Using the data below, copy each line that includes the word "table".

- [Information provided]
※ ※ ※

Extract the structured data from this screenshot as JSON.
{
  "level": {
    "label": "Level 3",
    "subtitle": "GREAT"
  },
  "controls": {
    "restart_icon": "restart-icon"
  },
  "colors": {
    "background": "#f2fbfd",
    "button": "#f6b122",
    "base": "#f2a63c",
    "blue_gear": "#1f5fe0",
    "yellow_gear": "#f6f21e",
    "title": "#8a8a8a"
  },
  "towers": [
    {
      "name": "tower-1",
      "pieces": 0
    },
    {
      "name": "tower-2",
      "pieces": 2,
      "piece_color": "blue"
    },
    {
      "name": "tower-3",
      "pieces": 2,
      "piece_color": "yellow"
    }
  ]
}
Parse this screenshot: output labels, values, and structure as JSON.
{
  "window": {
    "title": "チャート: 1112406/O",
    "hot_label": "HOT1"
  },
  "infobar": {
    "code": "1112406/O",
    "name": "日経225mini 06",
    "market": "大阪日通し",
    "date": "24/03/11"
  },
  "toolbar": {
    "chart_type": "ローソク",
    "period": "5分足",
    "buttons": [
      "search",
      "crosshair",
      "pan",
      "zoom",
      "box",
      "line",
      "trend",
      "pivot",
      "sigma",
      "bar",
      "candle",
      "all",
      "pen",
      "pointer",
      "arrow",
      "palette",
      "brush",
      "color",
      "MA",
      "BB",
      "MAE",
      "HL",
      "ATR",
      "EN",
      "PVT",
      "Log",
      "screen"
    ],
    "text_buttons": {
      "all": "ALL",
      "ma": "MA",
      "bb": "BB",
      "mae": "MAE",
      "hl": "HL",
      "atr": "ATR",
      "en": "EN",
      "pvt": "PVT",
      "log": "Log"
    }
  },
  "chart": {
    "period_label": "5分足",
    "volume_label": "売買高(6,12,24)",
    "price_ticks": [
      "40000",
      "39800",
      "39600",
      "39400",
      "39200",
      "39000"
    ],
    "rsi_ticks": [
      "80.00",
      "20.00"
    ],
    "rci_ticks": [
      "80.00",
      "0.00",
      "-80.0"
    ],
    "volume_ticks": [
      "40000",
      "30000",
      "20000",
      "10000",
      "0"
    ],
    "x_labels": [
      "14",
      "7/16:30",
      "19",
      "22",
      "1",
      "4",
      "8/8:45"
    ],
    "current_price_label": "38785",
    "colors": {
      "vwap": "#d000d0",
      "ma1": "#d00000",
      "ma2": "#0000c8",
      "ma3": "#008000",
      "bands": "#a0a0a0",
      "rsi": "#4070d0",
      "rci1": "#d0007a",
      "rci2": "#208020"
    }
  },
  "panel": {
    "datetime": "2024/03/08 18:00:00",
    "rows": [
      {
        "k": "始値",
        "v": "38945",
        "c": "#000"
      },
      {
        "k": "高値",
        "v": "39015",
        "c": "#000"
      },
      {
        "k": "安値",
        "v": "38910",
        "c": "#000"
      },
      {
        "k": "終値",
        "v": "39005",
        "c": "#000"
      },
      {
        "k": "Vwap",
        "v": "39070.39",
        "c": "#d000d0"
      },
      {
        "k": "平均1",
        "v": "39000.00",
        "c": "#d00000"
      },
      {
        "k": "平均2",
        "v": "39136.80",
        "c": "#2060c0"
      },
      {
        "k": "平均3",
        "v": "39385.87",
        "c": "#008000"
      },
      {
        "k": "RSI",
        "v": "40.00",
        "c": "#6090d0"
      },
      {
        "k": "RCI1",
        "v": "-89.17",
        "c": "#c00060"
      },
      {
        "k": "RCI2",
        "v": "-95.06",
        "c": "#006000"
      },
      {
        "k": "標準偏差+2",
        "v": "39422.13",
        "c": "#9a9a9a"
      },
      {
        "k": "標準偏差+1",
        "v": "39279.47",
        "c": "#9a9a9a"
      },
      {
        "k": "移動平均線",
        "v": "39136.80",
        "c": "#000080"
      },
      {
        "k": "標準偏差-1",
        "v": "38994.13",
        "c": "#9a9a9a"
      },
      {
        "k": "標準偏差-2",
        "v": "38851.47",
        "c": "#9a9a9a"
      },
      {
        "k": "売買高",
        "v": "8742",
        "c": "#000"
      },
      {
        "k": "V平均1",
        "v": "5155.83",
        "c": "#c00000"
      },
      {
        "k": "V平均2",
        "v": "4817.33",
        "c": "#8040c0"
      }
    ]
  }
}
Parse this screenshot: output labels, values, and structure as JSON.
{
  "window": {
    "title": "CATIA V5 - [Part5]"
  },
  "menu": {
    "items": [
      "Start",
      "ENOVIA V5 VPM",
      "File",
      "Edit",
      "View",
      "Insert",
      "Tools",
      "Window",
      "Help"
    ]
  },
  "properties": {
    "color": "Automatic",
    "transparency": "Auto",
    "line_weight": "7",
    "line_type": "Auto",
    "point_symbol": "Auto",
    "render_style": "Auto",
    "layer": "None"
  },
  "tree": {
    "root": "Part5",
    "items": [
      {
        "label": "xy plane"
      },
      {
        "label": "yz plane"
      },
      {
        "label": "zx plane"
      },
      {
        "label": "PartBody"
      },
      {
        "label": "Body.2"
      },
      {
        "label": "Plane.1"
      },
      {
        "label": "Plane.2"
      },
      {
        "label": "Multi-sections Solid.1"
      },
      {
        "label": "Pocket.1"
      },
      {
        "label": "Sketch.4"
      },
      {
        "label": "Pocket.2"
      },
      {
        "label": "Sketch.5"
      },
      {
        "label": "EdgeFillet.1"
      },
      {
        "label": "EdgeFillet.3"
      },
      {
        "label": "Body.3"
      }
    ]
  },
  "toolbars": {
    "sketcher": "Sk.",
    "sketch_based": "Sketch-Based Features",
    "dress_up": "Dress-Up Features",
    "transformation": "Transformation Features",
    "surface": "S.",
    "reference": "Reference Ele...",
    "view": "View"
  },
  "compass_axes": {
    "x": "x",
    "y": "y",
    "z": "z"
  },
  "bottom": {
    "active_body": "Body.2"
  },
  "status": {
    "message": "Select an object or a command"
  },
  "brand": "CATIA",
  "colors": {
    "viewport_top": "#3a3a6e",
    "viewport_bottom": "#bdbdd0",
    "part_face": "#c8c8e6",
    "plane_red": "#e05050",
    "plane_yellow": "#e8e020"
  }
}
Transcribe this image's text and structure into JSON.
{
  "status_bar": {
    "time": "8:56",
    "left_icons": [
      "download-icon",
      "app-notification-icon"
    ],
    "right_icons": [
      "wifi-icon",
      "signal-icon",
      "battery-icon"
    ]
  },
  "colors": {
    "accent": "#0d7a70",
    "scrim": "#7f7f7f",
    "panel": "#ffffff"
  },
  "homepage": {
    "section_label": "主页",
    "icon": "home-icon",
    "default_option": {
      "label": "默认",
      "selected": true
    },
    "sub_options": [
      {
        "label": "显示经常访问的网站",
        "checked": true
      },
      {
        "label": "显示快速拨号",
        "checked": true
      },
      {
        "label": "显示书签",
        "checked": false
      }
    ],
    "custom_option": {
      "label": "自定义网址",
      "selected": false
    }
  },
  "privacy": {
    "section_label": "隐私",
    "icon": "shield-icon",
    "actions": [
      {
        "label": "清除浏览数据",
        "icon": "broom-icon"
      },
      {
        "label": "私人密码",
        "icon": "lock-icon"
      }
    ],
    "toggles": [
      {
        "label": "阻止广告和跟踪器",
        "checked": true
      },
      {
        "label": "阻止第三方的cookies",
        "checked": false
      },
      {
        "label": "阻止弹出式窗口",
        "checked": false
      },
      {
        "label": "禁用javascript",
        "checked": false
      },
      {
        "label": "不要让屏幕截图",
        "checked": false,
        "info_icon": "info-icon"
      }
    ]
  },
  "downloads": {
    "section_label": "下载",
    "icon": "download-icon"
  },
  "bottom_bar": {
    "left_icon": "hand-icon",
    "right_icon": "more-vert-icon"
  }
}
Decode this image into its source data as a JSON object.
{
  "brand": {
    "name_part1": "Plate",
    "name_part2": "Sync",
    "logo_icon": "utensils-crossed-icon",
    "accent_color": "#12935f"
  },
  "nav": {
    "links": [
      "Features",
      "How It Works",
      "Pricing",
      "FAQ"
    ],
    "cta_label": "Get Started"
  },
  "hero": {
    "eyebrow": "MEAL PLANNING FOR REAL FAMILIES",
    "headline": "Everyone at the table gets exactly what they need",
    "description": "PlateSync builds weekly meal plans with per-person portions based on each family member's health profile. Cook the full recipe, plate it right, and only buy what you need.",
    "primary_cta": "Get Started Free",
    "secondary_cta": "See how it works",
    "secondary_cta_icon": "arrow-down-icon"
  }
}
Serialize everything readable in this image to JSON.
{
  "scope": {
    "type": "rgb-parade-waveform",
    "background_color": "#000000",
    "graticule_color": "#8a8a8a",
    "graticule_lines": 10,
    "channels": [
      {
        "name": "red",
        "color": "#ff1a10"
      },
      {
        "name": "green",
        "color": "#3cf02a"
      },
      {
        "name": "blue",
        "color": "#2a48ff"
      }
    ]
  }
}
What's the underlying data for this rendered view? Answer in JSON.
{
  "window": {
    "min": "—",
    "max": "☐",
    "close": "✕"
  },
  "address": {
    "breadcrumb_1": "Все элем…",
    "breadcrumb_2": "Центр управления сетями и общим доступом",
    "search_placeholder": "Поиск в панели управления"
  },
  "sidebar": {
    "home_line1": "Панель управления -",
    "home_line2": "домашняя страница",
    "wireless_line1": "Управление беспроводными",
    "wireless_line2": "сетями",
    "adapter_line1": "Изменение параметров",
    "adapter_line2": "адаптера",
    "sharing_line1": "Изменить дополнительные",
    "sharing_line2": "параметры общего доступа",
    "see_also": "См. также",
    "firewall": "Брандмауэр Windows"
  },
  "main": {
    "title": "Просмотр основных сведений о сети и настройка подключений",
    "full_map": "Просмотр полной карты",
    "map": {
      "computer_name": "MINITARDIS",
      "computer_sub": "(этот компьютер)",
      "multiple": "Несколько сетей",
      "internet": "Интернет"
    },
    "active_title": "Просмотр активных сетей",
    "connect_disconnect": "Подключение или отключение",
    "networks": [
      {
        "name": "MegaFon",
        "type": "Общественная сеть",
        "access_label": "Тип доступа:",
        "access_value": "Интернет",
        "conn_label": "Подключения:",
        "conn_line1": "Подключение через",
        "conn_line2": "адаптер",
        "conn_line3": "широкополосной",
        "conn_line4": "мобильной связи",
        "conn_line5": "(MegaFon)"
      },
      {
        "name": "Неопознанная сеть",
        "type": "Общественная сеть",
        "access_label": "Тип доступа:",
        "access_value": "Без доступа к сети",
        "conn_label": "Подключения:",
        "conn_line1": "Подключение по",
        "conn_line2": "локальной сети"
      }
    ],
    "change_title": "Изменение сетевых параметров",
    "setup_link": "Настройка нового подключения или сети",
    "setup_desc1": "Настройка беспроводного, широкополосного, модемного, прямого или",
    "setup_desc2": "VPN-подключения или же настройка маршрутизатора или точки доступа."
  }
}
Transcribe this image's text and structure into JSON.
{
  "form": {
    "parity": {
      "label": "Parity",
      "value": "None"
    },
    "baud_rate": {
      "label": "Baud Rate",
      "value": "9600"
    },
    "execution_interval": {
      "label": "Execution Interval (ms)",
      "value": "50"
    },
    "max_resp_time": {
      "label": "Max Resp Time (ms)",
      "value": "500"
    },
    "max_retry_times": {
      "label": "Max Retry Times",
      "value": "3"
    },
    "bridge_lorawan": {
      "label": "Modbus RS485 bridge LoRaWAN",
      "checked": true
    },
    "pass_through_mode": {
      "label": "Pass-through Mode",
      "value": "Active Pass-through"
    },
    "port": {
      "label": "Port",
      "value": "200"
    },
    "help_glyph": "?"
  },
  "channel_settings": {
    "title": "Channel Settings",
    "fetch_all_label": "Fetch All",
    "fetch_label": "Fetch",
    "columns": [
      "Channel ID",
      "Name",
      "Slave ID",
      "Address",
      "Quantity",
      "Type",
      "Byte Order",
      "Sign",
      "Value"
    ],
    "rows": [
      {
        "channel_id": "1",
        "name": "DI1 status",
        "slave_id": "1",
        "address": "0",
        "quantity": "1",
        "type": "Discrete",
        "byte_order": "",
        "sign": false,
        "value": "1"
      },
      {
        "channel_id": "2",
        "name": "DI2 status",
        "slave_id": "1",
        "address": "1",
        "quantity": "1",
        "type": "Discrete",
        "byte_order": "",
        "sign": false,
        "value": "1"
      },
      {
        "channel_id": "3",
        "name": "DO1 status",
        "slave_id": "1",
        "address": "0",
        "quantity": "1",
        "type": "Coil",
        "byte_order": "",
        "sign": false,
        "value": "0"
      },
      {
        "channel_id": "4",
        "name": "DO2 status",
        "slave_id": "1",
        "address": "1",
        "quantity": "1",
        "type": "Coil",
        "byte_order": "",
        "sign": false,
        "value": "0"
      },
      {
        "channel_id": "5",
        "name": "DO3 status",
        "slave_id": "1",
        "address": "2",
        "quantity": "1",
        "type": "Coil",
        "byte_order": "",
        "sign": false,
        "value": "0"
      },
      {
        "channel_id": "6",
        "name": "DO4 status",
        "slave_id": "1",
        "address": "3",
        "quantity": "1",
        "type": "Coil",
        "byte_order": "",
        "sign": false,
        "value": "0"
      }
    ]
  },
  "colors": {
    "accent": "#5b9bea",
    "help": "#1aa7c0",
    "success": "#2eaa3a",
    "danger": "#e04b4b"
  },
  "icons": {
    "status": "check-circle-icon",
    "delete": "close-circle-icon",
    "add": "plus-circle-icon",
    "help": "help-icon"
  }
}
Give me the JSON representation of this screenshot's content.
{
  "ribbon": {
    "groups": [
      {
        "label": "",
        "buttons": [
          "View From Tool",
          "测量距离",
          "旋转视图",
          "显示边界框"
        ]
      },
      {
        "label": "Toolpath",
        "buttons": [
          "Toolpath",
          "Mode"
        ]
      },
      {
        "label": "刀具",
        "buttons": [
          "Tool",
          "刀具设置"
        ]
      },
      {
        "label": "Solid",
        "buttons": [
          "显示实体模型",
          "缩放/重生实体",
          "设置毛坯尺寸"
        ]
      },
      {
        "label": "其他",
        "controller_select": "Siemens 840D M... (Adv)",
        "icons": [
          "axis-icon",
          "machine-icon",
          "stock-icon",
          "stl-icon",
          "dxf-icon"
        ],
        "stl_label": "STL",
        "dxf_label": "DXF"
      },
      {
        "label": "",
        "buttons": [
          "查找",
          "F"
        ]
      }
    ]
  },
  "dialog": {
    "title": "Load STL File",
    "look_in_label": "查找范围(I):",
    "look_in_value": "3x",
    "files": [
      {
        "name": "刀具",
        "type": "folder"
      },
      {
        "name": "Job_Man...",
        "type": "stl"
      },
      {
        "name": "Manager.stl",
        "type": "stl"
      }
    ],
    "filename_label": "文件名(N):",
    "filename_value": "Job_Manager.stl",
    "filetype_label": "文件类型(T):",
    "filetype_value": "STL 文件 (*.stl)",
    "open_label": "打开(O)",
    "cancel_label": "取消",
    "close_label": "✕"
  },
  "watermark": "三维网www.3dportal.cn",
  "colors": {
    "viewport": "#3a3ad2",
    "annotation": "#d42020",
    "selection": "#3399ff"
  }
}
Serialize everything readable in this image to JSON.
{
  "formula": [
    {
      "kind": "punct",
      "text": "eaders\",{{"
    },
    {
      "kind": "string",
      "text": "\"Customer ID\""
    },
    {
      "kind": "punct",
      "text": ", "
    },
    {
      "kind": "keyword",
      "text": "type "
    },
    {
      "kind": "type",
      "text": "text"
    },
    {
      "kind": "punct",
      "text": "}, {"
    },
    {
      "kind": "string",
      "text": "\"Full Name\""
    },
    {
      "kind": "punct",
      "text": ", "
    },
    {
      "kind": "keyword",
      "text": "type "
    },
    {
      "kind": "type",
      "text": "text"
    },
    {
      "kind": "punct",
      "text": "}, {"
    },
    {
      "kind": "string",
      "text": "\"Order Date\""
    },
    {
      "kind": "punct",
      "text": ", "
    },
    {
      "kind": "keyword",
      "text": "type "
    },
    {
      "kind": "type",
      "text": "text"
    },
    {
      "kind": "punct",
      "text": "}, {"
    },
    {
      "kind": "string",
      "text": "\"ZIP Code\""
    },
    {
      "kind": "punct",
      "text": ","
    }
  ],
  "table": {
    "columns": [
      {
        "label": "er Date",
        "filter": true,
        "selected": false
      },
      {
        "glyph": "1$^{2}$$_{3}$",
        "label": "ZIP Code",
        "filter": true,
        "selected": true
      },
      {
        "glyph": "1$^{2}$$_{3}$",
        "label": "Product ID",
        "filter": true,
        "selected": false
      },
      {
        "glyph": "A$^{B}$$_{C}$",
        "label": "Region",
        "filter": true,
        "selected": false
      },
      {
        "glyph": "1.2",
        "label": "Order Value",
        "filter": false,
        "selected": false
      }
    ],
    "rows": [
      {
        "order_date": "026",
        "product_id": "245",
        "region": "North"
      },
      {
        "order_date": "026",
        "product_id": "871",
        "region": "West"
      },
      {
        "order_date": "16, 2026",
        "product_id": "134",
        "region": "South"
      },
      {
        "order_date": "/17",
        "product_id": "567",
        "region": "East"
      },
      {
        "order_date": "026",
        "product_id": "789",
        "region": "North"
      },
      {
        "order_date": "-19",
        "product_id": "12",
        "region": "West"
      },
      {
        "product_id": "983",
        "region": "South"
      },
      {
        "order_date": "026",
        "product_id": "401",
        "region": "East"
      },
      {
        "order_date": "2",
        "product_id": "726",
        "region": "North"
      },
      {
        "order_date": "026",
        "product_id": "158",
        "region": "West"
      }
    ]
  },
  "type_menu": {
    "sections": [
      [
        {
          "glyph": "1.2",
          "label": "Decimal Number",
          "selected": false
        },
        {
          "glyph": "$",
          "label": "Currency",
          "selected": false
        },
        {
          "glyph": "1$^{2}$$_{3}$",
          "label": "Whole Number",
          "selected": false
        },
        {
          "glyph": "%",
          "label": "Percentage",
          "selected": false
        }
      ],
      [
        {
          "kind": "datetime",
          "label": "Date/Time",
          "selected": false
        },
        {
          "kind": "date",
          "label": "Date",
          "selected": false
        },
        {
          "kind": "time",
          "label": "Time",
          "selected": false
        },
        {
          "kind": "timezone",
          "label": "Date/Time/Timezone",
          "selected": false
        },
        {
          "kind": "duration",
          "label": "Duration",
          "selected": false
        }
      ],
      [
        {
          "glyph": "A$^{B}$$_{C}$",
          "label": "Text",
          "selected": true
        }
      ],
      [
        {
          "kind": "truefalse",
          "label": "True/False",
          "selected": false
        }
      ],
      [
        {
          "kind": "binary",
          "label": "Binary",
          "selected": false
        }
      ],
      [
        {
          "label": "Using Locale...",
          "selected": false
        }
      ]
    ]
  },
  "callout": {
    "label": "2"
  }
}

※ ※ ※

- [Written response]
    "headline": "Everyone at the table gets exactly what they need",
  "table": {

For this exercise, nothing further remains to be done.